## Written task
Using the listing below, please gather every line containing the word "JSON".

----------

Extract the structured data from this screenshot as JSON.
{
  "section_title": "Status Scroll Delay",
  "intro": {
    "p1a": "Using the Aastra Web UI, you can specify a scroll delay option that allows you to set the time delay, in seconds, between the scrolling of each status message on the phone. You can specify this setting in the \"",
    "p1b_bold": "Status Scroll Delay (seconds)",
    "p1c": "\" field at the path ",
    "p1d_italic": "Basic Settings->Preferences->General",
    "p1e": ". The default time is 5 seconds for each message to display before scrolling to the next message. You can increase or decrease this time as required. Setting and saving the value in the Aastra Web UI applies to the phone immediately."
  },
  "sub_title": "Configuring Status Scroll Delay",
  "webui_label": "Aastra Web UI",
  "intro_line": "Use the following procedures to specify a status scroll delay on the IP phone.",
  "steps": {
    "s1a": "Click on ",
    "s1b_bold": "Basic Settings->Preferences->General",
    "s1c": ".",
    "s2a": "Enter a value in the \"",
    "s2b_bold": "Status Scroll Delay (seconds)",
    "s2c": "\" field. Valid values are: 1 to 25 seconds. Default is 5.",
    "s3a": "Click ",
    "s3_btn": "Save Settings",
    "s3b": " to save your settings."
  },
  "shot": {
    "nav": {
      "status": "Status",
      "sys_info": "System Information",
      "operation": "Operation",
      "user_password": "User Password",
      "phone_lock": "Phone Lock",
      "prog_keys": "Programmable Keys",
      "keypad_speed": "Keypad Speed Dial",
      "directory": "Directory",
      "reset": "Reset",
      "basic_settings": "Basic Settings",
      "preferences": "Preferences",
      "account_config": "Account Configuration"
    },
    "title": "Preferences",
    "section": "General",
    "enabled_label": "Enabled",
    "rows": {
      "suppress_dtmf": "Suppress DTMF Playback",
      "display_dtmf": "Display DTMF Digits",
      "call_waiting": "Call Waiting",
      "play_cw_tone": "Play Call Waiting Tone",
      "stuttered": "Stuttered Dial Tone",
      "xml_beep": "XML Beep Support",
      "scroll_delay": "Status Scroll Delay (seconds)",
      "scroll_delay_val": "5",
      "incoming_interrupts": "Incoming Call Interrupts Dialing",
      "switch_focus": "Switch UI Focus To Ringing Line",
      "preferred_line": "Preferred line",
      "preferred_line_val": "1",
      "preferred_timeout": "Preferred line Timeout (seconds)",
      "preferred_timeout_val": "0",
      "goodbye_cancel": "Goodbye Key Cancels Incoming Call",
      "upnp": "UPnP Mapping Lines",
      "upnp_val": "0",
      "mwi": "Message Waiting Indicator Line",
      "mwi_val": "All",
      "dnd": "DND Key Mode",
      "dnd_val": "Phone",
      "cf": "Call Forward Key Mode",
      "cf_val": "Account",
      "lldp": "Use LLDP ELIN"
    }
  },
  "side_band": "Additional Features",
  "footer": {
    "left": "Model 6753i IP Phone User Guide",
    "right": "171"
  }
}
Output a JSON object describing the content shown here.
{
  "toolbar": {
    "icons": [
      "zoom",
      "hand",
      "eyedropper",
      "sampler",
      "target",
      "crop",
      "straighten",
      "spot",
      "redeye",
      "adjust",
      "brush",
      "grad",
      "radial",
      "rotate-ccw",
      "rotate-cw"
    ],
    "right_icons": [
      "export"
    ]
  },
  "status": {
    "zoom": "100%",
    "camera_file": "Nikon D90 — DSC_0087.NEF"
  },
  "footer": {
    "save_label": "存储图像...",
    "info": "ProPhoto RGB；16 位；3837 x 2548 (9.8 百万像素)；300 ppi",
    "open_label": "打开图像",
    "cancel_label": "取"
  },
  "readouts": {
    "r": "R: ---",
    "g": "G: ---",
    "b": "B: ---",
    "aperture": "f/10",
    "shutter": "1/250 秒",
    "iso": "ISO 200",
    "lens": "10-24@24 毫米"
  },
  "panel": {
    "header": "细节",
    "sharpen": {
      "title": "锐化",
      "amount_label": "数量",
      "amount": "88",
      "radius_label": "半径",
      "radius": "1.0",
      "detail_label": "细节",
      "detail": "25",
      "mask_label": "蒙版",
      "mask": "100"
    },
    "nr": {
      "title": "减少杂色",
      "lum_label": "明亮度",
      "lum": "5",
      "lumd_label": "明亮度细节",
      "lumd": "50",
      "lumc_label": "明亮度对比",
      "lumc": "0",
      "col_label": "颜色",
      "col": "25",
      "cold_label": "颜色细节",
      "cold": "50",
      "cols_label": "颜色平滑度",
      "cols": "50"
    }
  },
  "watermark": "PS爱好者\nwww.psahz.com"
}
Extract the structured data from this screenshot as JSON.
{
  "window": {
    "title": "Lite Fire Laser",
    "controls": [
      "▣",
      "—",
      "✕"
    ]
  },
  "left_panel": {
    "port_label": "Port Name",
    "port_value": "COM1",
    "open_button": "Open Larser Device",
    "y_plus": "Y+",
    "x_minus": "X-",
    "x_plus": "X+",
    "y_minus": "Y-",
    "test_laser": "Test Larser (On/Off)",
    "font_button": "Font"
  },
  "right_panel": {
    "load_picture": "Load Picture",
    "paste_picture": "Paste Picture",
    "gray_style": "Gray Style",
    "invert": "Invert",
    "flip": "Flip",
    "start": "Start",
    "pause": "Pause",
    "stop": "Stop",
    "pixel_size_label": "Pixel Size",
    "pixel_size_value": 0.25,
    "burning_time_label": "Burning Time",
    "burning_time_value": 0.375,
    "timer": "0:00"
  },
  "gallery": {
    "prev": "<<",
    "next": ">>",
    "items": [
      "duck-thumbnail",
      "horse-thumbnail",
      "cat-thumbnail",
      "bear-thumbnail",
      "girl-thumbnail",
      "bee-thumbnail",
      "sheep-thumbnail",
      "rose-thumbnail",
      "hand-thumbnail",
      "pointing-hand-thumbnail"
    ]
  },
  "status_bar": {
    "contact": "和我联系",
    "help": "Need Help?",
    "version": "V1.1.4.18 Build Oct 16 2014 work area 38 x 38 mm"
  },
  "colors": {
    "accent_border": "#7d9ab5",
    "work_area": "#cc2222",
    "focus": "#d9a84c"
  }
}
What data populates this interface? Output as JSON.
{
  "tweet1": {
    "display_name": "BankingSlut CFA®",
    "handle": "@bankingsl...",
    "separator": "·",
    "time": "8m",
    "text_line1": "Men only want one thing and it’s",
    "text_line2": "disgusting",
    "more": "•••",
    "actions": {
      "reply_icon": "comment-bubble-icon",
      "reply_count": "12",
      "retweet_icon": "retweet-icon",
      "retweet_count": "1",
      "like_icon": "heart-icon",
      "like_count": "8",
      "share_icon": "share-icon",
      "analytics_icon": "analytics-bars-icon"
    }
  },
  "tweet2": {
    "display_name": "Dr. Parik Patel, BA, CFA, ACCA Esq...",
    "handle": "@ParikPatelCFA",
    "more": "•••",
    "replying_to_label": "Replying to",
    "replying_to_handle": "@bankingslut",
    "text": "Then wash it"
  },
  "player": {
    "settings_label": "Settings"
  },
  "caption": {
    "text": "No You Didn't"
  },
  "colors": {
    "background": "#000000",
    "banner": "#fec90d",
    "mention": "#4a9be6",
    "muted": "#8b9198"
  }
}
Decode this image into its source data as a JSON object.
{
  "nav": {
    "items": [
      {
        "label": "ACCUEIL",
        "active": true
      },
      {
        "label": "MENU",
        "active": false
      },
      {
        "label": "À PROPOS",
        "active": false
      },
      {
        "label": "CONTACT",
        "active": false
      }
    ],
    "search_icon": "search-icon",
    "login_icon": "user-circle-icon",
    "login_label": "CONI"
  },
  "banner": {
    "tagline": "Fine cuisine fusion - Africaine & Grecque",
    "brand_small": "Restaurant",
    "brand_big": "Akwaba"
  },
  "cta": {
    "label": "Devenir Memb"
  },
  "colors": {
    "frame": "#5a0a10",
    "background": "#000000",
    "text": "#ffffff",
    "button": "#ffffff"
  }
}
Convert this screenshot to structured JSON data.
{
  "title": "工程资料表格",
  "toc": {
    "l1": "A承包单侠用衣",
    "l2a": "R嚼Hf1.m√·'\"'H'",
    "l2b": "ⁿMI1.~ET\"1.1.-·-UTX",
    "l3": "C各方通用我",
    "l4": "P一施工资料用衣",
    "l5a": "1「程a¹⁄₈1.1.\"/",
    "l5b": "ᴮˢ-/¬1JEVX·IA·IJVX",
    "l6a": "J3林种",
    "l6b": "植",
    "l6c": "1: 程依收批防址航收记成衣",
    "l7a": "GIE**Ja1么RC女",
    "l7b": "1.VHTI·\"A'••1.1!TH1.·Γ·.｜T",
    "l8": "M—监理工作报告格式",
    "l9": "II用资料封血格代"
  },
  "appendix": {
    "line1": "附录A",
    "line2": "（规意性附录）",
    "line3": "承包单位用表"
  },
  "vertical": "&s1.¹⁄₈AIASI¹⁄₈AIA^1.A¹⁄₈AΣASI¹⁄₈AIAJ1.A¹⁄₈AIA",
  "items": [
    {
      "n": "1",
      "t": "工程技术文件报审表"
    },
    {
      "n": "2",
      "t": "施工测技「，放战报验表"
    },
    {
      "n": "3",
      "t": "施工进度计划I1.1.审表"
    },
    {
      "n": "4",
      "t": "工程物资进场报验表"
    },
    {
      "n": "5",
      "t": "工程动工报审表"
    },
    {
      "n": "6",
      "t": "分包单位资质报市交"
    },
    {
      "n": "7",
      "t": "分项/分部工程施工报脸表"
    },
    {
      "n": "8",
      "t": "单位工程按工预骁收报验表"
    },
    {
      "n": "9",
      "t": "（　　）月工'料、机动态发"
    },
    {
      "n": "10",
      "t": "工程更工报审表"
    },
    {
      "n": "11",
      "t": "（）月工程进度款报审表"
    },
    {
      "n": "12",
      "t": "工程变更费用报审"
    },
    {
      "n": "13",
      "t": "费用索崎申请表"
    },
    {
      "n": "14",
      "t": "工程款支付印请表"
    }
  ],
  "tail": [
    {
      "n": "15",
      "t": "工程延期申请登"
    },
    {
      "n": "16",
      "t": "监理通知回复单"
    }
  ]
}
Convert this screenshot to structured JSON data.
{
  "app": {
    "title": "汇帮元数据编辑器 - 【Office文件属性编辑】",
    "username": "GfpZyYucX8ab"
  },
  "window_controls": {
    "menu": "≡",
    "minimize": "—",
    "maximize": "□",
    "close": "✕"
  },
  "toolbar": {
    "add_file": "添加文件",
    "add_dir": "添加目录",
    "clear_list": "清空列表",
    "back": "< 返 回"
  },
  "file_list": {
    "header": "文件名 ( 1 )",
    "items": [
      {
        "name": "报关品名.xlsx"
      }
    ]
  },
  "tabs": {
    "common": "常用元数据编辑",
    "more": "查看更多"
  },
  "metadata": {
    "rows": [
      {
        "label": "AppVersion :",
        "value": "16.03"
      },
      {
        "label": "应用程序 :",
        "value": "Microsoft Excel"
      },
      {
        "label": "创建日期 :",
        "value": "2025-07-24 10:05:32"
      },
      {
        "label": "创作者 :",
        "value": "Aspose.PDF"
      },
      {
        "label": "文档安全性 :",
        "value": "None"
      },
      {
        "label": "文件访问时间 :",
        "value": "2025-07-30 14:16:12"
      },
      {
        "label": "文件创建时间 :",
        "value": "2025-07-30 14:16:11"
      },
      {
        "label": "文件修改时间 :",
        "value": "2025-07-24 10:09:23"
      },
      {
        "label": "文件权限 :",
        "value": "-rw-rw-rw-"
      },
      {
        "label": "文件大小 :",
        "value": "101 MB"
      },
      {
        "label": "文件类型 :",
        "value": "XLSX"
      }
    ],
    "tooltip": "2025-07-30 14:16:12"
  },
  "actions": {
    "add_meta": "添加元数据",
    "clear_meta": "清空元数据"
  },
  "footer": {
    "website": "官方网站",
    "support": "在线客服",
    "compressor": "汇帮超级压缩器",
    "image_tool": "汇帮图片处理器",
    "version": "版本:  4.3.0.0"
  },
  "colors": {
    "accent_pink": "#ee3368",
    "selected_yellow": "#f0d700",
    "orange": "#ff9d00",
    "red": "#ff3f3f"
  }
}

----------

## Response
Extract the structured data from this screenshot as JSON.
Output a JSON object describing the content shown here.
Extract the structured data from this screenshot as JSON.
What data populates this interface? Output as JSON.
Decode this image into its source data as a JSON object.
Convert this screenshot to structured JSON data.
Convert this screenshot to structured JSON data.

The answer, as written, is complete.